--- What you should do ---
Reproduce the listing exactly, with no pictures in your copy.

--- Rows ---
▼▼▼

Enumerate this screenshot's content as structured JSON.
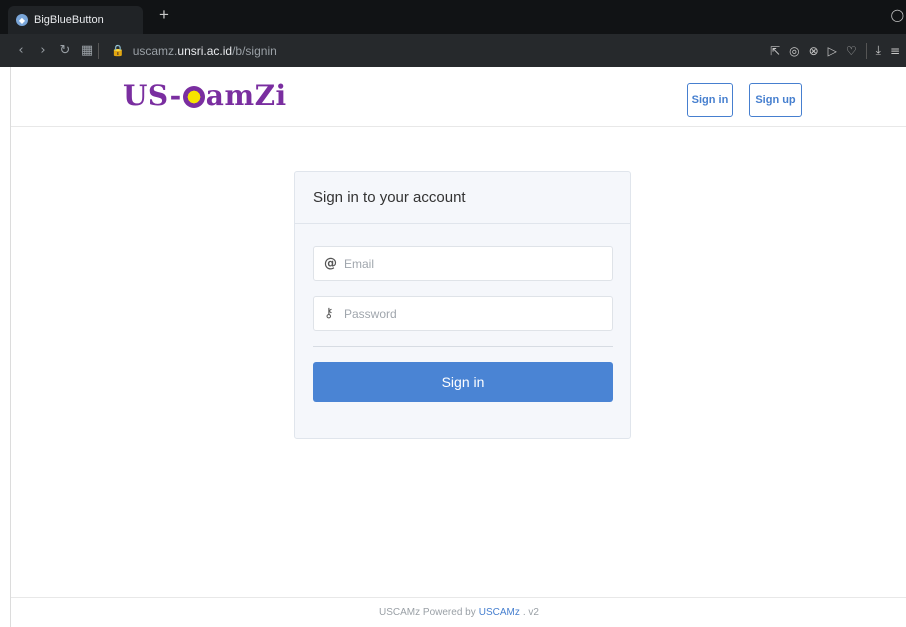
{
  "browser": {
    "tab_title": "BigBlueButton",
    "new_tab_symbol": "+",
    "url_prefix": "uscamz.",
    "url_host": "unsri.ac.id",
    "url_path": "/b/signin",
    "icons": [
      "back-icon",
      "forward-icon",
      "reload-icon",
      "grid-icon",
      "lock-icon",
      "share-icon",
      "camera-icon",
      "shield-icon",
      "send-icon",
      "heart-icon",
      "download-icon",
      "menu-icon"
    ]
  },
  "header": {
    "logo_prefix": "US-",
    "logo_suffix": "amZi",
    "signin_label": "Sign in",
    "signup_label": "Sign up"
  },
  "card": {
    "title": "Sign in to your account",
    "email_placeholder": "Email",
    "password_placeholder": "Password",
    "submit_label": "Sign in"
  },
  "footer": {
    "text": "USCAMz Powered by",
    "link_text": "USCAMz",
    "version": ". v2"
  },
  "colors": {
    "accent": "#467fcf",
    "button": "#4a84d4",
    "logo": "#7a2ea0"
  }
}
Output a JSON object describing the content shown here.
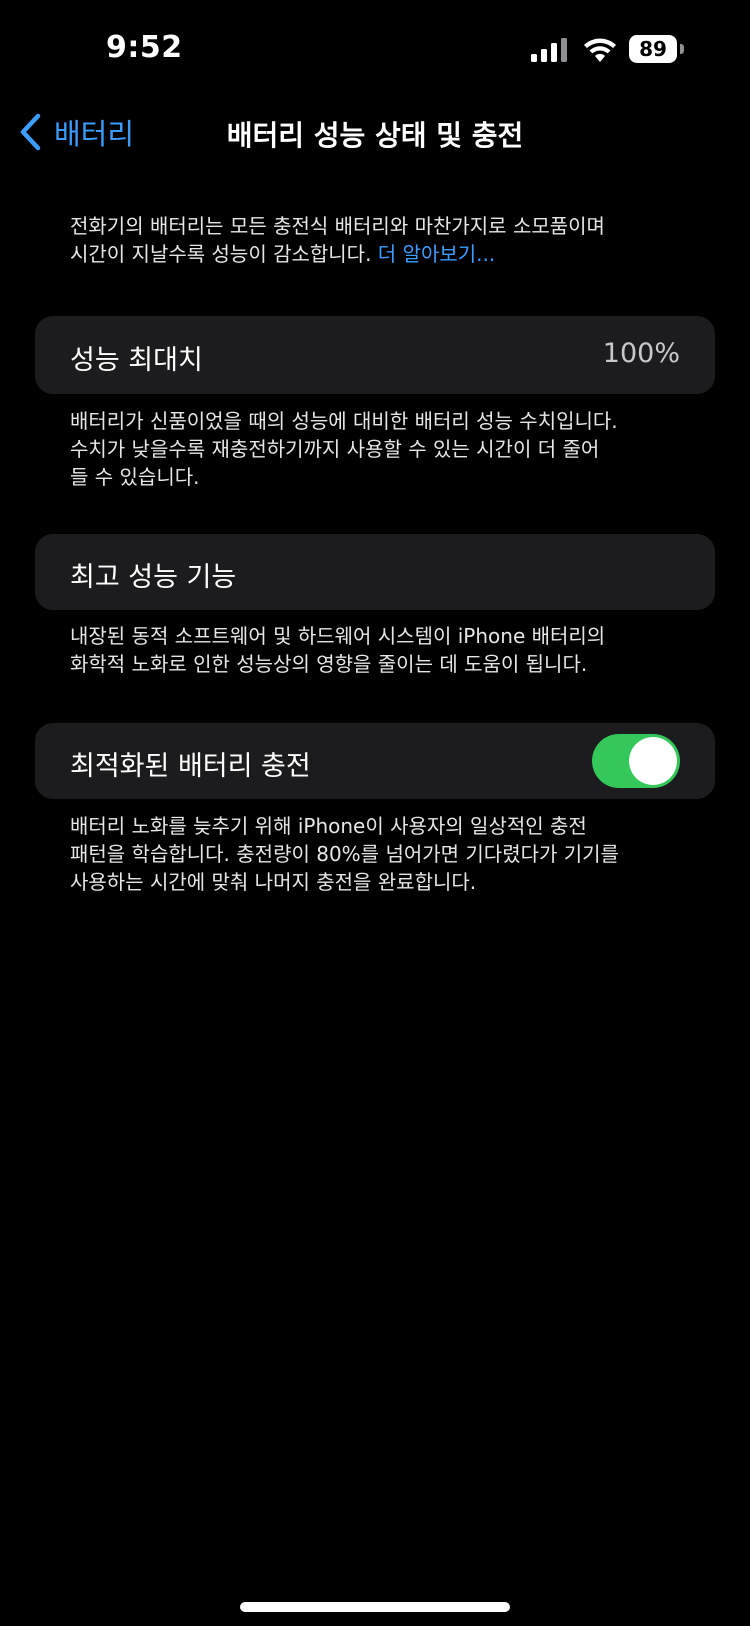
{
  "status_bar": {
    "time": "9:52",
    "battery_level": "89",
    "icons": [
      "signal-icon",
      "wifi-icon",
      "battery-icon"
    ]
  },
  "nav": {
    "back_label": "배터리",
    "title": "배터리 성능 상태 및 충전"
  },
  "intro": {
    "line1": "전화기의 배터리는 모든 충전식 배터리와 마찬가지로 소모품이며",
    "line2": "시간이 지날수록 성능이 감소합니다.",
    "link": "더 알아보기..."
  },
  "max_capacity": {
    "label": "성능 최대치",
    "value": "100%",
    "footer_line1": "배터리가 신품이었을 때의 성능에 대비한 배터리 성능 수치입니다.",
    "footer_line2": "수치가 낮을수록 재충전하기까지 사용할 수 있는 시간이 더 줄어",
    "footer_line3": "들 수 있습니다."
  },
  "peak_performance": {
    "label": "최고 성능 기능",
    "footer_line1": "내장된 동적 소프트웨어 및 하드웨어 시스템이 iPhone 배터리의",
    "footer_line2": "화학적 노화로 인한 성능상의 영향을 줄이는 데 도움이 됩니다."
  },
  "optimized_charging": {
    "label": "최적화된 배터리 충전",
    "enabled": true,
    "footer_line1": "배터리 노화를 늦추기 위해 iPhone이 사용자의 일상적인 충전",
    "footer_line2": "패턴을 학습합니다. 충전량이 80%를 넘어가면 기다렸다가 기기를",
    "footer_line3": "사용하는 시간에 맞춰 나머지 충전을 완료합니다."
  },
  "colors": {
    "background": "#000000",
    "cell": "#1c1c1e",
    "accent": "#3b9dff",
    "toggle_on": "#34c759"
  }
}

▲▲▲

--- Written reply ---
Enumerate this screenshot's content as structured JSON.
{
  "browser": {
    "tab_title": "BigBlueButton",
    "new_tab_symbol": "+",
    "url_prefix": "uscamz.",
    "url_host": "unsri.ac.id",
    "url_path": "/b/signin",
    "icons": [
      "back-icon",
      "forward-icon",
      "reload-icon",
      "grid-icon",
      "lock-icon",
      "share-icon",
      "camera-icon",
      "shield-icon",
      "send-icon",
      "heart-icon",
      "download-icon",
      "menu-icon"
    ]
  },
  "header": {
    "logo_prefix": "US-",
    "logo_suffix": "amZi",
    "signin_label": "Sign in",
    "signup_label": "Sign up"
  },
  "card": {
    "title": "Sign in to your account",
    "email_placeholder": "Email",
    "password_placeholder": "Password",
    "submit_label": "Sign in"
  },
  "footer": {
    "text": "USCAMz Powered by",
    "link_text": "USCAMz",
    "version": ". v2"
  },
  "colors": {
    "accent": "#467fcf",
    "button": "#4a84d4",
    "logo": "#7a2ea0"
  }
}
Output a JSON object describing the content shown here.
{
  "status_bar": {
    "time": "9:52",
    "battery_level": "89",
    "icons": [
      "signal-icon",
      "wifi-icon",
      "battery-icon"
    ]
  },
  "nav": {
    "back_label": "배터리",
    "title": "배터리 성능 상태 및 충전"
  },
  "intro": {
    "line1": "전화기의 배터리는 모든 충전식 배터리와 마찬가지로 소모품이며",
    "line2": "시간이 지날수록 성능이 감소합니다.",
    "link": "더 알아보기..."
  },
  "max_capacity": {
    "label": "성능 최대치",
    "value": "100%",
    "footer_line1": "배터리가 신품이었을 때의 성능에 대비한 배터리 성능 수치입니다.",
    "footer_line2": "수치가 낮을수록 재충전하기까지 사용할 수 있는 시간이 더 줄어",
    "footer_line3": "들 수 있습니다."
  },
  "peak_performance": {
    "label": "최고 성능 기능",
    "footer_line1": "내장된 동적 소프트웨어 및 하드웨어 시스템이 iPhone 배터리의",
    "footer_line2": "화학적 노화로 인한 성능상의 영향을 줄이는 데 도움이 됩니다."
  },
  "optimized_charging": {
    "label": "최적화된 배터리 충전",
    "enabled": true,
    "footer_line1": "배터리 노화를 늦추기 위해 iPhone이 사용자의 일상적인 충전",
    "footer_line2": "패턴을 학습합니다. 충전량이 80%를 넘어가면 기다렸다가 기기를",
    "footer_line3": "사용하는 시간에 맞춰 나머지 충전을 완료합니다."
  },
  "colors": {
    "background": "#000000",
    "cell": "#1c1c1e",
    "accent": "#3b9dff",
    "toggle_on": "#34c759"
  }
}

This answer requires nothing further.